» SHORT PROBLEM
Write out the rows below word for word, starting with the very first one and going through the row that contains "data-label: 4 (465, 342, 472, 357)".

──────────────────────────────

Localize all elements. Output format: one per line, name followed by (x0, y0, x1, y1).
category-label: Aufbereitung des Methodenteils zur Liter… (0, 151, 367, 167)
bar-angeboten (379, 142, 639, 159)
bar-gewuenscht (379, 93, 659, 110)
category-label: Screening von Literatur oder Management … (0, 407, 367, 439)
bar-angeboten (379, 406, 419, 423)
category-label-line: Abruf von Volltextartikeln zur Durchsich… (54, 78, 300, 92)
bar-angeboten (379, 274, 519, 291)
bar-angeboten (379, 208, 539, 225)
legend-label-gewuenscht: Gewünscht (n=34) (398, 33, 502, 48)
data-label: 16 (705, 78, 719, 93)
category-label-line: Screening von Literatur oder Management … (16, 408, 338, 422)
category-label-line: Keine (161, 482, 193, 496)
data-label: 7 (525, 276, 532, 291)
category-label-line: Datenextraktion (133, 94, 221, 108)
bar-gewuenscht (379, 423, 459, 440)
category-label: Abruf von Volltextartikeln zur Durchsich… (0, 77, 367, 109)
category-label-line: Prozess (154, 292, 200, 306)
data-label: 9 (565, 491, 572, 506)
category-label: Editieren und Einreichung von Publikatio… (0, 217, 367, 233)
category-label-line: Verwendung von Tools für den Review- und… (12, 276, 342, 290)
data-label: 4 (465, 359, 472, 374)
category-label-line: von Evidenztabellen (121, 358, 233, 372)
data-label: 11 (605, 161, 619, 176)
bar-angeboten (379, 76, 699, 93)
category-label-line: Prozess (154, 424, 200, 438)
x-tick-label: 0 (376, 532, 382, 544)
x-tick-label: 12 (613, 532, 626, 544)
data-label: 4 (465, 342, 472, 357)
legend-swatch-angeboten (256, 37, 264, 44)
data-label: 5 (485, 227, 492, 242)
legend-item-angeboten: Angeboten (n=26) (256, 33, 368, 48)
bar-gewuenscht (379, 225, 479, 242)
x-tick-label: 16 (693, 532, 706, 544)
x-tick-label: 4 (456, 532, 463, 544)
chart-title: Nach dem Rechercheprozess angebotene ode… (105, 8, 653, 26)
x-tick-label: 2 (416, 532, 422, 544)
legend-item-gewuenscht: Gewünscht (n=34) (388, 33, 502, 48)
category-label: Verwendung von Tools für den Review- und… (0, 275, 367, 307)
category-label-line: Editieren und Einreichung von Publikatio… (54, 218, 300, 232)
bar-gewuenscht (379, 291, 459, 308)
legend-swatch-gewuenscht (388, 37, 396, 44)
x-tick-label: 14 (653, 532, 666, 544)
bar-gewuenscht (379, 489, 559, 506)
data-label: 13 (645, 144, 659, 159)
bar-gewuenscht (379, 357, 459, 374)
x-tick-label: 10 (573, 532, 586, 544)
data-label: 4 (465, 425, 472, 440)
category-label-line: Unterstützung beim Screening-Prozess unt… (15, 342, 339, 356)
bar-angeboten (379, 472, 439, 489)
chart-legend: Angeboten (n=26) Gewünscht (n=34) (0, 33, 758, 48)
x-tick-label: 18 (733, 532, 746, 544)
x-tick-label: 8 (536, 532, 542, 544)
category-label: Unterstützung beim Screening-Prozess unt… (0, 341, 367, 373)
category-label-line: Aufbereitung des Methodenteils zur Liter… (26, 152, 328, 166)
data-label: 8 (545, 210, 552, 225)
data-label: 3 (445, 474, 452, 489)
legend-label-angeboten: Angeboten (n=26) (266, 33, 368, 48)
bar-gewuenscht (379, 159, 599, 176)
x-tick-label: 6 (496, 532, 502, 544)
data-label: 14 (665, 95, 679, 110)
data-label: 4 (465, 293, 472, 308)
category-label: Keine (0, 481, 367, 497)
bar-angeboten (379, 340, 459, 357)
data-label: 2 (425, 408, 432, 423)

──────────────────────────────

» WRITTEN RESPONSE
Localize all elements. Output format: one per line, name followed by (x0, y0, x1, y1).
category-label: Aufbereitung des Methodenteils zur Liter… (0, 151, 367, 167)
bar-angeboten (379, 142, 639, 159)
bar-gewuenscht (379, 93, 659, 110)
category-label: Screening von Literatur oder Management … (0, 407, 367, 439)
bar-angeboten (379, 406, 419, 423)
category-label-line: Abruf von Volltextartikeln zur Durchsich… (54, 78, 300, 92)
bar-angeboten (379, 274, 519, 291)
bar-angeboten (379, 208, 539, 225)
legend-label-gewuenscht: Gewünscht (n=34) (398, 33, 502, 48)
data-label: 16 (705, 78, 719, 93)
category-label-line: Screening von Literatur oder Management … (16, 408, 338, 422)
category-label-line: Keine (161, 482, 193, 496)
data-label: 7 (525, 276, 532, 291)
category-label-line: Datenextraktion (133, 94, 221, 108)
bar-gewuenscht (379, 423, 459, 440)
category-label: Abruf von Volltextartikeln zur Durchsich… (0, 77, 367, 109)
category-label-line: Prozess (154, 292, 200, 306)
data-label: 9 (565, 491, 572, 506)
category-label: Editieren und Einreichung von Publikatio… (0, 217, 367, 233)
category-label-line: Verwendung von Tools für den Review- und… (12, 276, 342, 290)
data-label: 4 (465, 359, 472, 374)
category-label-line: von Evidenztabellen (121, 358, 233, 372)
data-label: 11 (605, 161, 619, 176)
bar-angeboten (379, 76, 699, 93)
category-label-line: Prozess (154, 424, 200, 438)
x-tick-label: 0 (376, 532, 382, 544)
x-tick-label: 12 (613, 532, 626, 544)
data-label: 4 (465, 342, 472, 357)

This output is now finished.